**Exercise instructions**
Filter the lines below, copying only those with the string "kaçırmamak".

▬▬▬

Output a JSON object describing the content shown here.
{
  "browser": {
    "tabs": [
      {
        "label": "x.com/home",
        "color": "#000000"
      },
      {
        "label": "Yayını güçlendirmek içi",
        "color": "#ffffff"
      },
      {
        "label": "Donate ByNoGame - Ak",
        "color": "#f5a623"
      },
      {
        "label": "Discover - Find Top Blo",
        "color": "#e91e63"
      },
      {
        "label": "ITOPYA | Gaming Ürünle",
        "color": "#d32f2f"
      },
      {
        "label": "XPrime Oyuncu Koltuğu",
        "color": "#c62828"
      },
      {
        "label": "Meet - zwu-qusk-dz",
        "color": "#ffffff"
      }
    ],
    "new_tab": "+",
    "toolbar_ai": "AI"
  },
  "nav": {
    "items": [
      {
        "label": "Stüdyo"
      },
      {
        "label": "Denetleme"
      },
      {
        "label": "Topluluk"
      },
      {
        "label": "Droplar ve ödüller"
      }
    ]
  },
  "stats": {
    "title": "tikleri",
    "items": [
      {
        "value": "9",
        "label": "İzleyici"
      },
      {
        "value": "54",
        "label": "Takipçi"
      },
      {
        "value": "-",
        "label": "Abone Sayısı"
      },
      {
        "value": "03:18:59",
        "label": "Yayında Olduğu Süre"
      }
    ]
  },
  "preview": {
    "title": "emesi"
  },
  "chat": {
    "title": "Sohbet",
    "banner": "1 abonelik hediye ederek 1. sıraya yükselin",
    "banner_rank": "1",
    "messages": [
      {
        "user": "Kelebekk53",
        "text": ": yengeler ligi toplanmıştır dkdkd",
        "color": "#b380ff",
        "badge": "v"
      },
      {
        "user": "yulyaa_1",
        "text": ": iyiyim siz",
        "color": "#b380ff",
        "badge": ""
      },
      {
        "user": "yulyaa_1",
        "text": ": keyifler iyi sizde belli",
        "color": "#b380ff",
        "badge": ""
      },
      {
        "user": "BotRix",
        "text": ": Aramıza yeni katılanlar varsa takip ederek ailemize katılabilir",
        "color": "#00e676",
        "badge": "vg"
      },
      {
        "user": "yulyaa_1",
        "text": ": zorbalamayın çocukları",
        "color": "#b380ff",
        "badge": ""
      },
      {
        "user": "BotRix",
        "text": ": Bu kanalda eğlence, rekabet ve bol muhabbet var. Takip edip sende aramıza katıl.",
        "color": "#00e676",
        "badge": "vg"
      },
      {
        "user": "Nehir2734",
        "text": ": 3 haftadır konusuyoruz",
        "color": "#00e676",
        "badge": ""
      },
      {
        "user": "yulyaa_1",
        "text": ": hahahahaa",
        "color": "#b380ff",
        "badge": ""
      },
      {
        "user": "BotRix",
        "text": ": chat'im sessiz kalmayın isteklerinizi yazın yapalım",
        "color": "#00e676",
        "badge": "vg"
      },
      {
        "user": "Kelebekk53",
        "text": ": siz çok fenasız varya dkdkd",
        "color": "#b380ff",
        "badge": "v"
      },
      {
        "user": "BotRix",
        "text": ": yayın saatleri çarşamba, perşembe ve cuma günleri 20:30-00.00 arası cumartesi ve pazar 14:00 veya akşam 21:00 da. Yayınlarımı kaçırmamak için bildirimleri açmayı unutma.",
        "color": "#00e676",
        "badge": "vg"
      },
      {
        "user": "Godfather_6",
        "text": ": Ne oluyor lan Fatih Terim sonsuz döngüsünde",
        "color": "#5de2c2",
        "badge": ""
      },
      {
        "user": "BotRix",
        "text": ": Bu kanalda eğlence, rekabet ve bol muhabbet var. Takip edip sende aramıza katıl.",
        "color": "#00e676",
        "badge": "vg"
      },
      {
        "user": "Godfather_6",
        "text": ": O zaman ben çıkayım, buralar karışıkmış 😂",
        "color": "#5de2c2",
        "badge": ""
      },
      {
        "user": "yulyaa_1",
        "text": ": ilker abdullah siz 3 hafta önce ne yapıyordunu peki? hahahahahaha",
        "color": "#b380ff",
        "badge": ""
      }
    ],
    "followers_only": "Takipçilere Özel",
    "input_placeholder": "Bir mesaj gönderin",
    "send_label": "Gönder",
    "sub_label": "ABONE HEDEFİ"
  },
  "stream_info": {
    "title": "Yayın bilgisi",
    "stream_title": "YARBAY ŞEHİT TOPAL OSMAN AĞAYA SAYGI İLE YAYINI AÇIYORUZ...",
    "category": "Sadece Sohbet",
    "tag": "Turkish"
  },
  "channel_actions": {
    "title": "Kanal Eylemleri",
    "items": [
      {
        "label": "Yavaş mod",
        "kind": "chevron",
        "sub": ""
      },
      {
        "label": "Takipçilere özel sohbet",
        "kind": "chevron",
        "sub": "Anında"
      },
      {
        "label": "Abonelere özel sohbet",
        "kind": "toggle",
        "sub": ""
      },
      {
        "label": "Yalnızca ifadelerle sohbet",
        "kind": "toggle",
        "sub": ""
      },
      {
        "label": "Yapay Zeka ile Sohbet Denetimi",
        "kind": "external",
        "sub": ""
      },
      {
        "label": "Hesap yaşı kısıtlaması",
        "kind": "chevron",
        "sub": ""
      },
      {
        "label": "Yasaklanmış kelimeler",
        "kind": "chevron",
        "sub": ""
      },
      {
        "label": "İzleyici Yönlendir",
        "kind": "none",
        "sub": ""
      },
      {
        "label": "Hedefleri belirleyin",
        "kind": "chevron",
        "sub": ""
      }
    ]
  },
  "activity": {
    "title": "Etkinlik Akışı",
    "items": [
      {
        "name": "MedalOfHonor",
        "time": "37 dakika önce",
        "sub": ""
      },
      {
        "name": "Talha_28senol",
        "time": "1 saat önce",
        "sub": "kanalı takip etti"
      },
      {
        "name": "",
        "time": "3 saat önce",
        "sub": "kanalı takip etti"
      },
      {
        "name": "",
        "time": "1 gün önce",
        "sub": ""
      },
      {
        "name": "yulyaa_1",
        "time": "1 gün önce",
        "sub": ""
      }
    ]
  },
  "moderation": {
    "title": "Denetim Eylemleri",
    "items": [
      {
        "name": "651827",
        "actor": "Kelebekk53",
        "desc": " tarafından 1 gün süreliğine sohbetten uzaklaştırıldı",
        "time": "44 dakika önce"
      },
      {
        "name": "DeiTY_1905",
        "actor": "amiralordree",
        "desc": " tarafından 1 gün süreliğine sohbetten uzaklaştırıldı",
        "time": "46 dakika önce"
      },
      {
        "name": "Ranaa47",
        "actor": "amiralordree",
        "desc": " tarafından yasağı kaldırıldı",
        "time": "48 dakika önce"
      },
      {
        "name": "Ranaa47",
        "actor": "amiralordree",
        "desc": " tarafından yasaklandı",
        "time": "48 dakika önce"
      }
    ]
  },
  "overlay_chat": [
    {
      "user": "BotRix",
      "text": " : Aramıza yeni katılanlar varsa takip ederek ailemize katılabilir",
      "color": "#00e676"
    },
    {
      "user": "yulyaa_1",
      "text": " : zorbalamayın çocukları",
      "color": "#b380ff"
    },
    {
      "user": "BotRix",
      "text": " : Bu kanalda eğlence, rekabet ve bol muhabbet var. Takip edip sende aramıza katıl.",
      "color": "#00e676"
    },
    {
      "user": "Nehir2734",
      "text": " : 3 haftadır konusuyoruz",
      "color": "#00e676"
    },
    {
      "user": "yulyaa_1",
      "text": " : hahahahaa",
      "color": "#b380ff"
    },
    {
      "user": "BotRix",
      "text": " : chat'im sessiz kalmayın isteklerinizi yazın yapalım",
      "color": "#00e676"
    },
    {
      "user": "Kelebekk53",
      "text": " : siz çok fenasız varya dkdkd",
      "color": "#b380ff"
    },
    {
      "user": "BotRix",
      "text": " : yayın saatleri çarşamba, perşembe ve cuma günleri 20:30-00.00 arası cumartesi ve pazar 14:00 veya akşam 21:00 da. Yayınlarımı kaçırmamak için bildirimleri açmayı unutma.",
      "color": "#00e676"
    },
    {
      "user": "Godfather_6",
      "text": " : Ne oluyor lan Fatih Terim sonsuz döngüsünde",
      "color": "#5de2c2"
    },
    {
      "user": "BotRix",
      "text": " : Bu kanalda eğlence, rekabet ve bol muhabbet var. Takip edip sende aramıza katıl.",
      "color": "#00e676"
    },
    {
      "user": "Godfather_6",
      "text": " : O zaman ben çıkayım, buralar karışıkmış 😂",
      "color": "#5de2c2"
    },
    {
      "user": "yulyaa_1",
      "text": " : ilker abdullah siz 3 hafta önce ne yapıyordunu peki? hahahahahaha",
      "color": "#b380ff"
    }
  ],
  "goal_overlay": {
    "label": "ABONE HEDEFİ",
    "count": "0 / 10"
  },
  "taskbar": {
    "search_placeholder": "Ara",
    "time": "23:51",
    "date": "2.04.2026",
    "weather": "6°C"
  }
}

▬▬▬

**Answer to this task**
        "text": ": yayın saatleri çarşamba, perşembe ve cuma günleri 20:30-00.00 arası cumartesi ve pazar 14:00 veya akşam 21:00 da. Yayınlarımı kaçırmamak için bildirimleri açmayı unutma.",
      "text": " : yayın saatleri çarşamba, perşembe ve cuma günleri 20:30-00.00 arası cumartesi ve pazar 14:00 veya akşam 21:00 da. Yayınlarımı kaçırmamak için bildirimleri açmayı unutma.",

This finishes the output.